| Short task |
List all lines in the material below that contain "JSON".
=== Dataset records ===
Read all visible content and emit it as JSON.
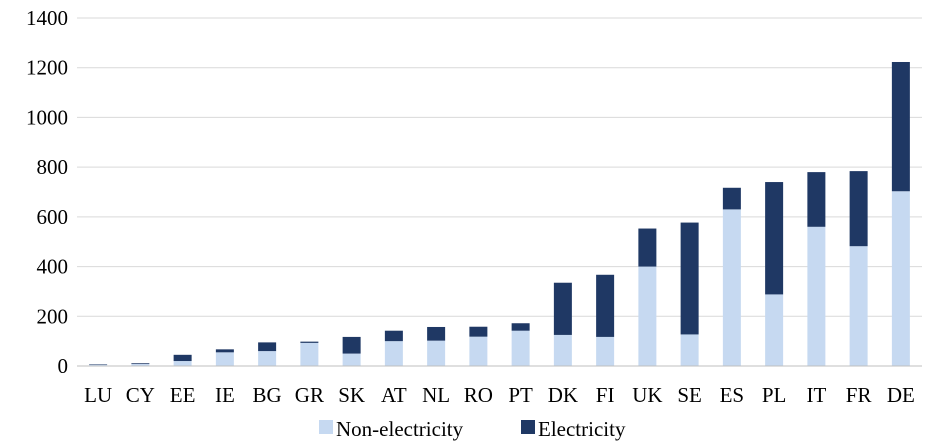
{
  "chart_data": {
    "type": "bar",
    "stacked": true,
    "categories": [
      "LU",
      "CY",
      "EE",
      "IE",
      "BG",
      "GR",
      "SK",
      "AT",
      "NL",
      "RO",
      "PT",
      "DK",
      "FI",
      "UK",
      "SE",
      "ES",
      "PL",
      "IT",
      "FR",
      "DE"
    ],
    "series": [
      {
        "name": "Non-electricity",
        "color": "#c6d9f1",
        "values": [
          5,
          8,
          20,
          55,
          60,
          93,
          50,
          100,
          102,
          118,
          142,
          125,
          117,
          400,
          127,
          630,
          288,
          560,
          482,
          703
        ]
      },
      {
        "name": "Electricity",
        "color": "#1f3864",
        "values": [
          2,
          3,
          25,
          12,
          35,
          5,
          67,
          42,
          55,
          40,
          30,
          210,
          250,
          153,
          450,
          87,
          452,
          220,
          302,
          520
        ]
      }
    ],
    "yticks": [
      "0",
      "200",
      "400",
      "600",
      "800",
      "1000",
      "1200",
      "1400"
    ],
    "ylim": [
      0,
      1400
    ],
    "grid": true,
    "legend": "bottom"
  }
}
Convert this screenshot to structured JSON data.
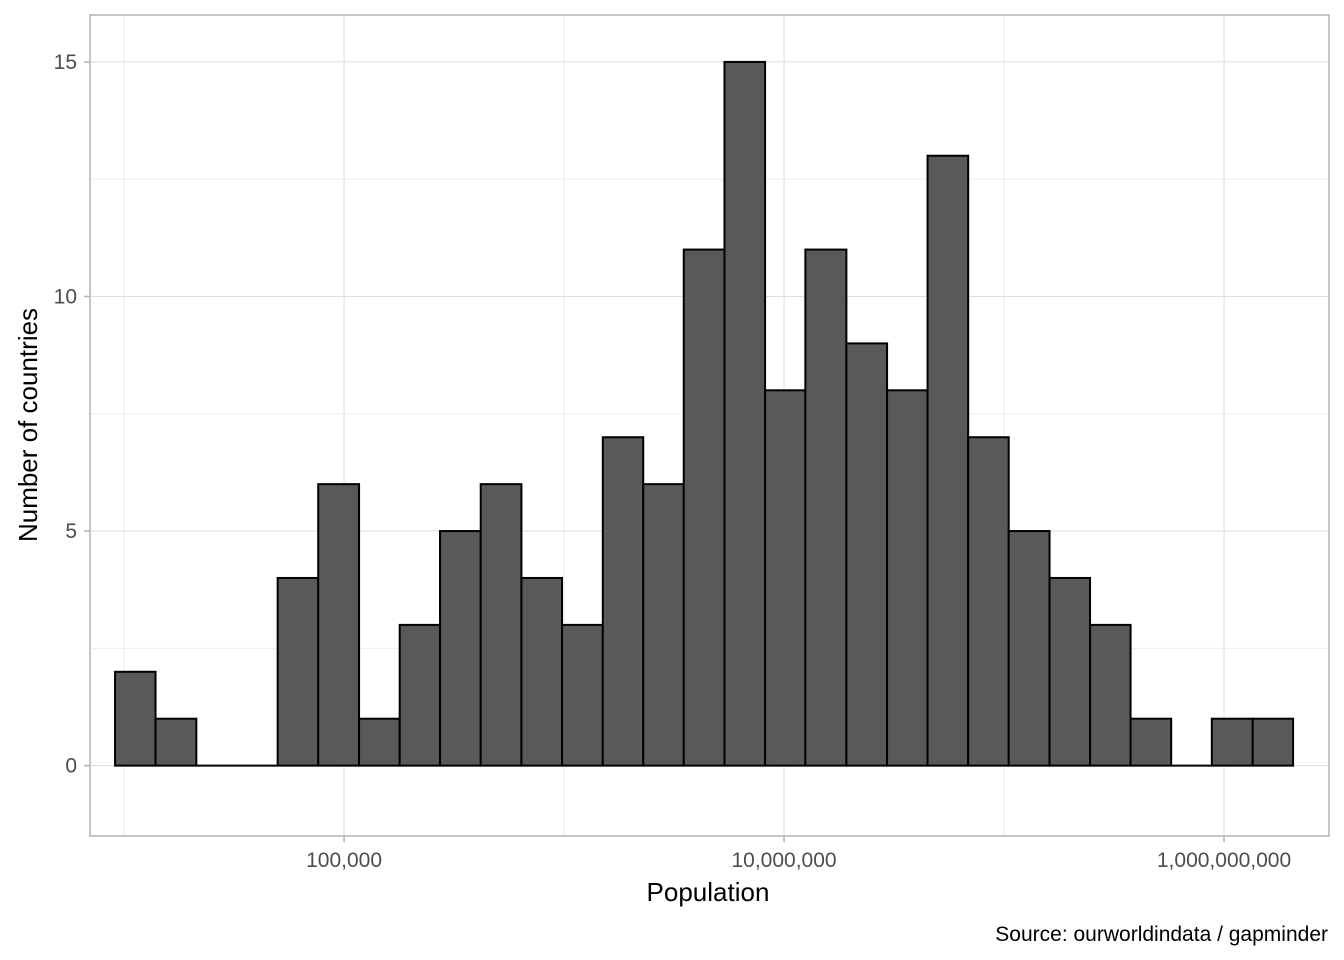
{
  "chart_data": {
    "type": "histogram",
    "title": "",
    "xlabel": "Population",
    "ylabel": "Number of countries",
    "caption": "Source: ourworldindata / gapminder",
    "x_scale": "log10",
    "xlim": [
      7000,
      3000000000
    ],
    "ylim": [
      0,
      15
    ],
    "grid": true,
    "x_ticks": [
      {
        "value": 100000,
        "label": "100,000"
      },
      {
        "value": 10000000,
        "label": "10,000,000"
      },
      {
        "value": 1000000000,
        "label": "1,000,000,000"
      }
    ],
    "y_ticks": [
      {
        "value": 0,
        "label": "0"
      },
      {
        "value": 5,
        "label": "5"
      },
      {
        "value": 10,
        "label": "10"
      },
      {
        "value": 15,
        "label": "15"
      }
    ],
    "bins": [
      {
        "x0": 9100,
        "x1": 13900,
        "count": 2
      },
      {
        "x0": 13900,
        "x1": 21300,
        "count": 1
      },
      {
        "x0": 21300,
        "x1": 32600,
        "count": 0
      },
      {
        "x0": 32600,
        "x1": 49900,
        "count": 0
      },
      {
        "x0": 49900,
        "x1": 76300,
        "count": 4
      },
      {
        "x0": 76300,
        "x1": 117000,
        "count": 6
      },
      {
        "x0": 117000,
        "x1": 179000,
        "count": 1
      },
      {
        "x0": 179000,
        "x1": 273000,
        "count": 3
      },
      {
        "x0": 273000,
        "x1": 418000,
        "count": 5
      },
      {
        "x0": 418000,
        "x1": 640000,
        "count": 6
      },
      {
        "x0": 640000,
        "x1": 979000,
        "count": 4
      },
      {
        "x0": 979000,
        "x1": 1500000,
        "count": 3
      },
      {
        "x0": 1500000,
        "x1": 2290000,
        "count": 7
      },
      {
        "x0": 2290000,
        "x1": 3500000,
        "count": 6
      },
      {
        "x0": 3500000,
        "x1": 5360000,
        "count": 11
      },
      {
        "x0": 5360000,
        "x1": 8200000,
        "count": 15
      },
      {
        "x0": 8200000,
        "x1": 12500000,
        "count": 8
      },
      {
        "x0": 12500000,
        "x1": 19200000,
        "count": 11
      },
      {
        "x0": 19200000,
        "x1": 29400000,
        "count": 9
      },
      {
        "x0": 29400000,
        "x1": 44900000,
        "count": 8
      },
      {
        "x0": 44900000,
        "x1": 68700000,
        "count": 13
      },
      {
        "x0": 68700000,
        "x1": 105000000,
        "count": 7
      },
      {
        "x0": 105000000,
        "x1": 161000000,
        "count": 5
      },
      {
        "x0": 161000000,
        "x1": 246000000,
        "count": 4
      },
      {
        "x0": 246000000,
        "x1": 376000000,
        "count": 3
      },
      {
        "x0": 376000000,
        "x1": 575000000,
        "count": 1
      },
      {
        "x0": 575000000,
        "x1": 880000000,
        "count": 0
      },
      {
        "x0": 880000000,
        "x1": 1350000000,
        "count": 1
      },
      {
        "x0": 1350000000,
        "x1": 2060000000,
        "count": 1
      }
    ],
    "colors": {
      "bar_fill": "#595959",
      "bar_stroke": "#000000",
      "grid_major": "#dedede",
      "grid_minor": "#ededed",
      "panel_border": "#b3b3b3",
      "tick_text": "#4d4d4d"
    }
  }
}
===
=== Dataset records ===
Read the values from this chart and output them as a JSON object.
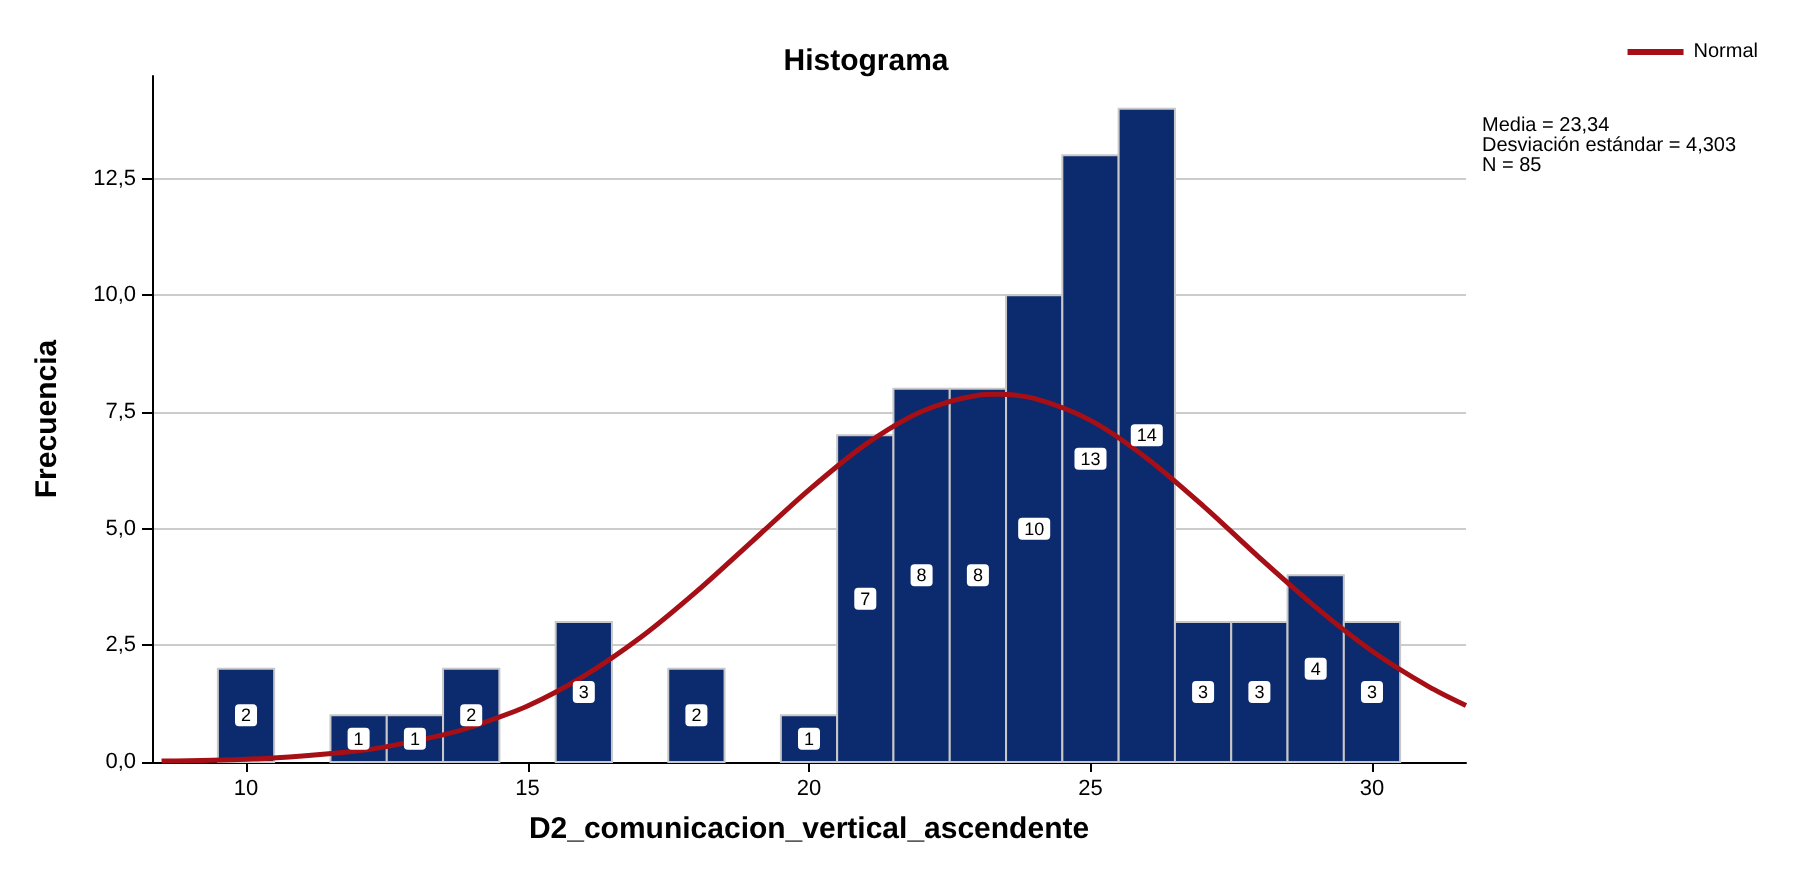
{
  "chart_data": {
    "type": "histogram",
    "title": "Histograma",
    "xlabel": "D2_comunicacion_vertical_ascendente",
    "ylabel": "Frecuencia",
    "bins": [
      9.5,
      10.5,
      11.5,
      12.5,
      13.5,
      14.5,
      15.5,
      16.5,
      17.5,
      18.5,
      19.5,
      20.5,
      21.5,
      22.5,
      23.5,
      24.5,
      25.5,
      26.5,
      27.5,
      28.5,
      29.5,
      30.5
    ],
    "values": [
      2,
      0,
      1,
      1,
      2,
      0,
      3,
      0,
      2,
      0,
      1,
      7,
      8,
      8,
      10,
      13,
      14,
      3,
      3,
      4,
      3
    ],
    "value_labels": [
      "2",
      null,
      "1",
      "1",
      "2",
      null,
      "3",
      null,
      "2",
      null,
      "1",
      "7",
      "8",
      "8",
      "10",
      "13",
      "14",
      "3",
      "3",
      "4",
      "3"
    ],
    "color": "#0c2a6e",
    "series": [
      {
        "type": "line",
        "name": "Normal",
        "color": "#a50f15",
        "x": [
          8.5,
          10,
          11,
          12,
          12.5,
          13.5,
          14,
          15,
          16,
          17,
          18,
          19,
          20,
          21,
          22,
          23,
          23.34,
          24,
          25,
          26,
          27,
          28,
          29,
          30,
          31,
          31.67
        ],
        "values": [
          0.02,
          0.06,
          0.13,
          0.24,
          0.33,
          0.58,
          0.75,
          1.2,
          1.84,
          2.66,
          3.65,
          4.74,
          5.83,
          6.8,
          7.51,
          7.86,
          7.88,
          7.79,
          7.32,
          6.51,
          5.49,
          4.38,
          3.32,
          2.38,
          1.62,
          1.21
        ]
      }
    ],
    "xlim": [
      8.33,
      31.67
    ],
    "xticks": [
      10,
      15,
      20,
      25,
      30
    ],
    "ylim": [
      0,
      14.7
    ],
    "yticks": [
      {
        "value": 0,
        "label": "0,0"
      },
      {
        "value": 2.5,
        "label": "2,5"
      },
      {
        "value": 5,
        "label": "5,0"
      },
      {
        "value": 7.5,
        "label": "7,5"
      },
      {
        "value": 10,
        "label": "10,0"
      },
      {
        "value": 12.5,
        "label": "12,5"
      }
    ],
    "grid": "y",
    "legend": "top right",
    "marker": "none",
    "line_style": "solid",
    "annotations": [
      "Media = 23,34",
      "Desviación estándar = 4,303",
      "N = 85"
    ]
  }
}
===
=== Dataset records ===
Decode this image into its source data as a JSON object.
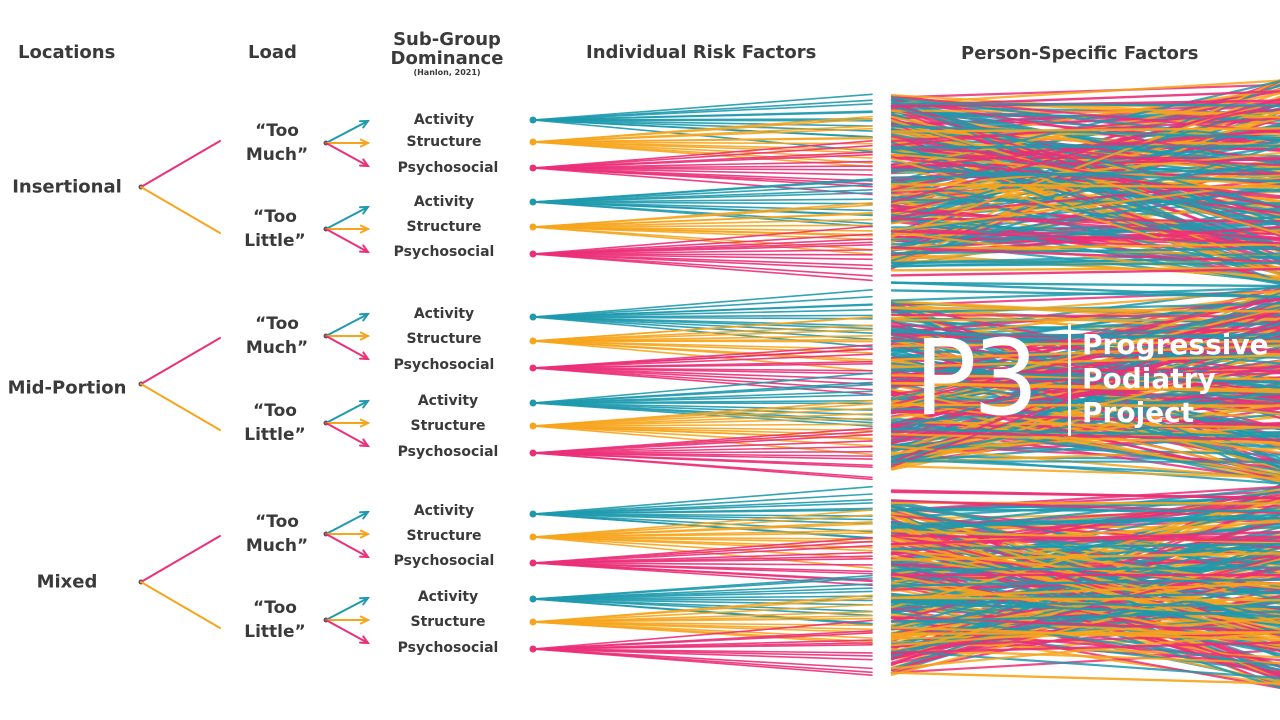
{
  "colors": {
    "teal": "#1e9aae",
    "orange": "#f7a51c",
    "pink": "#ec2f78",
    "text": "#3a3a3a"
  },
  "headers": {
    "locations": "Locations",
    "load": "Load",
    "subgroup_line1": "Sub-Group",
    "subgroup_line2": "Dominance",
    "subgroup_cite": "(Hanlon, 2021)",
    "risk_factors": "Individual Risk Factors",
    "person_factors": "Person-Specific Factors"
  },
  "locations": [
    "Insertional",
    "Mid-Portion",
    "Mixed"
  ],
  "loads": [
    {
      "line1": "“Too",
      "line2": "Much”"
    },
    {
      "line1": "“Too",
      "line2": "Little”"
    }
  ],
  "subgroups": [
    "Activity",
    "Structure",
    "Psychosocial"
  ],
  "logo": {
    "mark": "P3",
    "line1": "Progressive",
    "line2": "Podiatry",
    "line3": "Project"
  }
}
===
| Task result |
Read all visible content and emit it as JSON.
Convert this screenshot to structured JSON data.
Read the values from this chart and output them as a JSON object.
Decode this image into its source data as a JSON object.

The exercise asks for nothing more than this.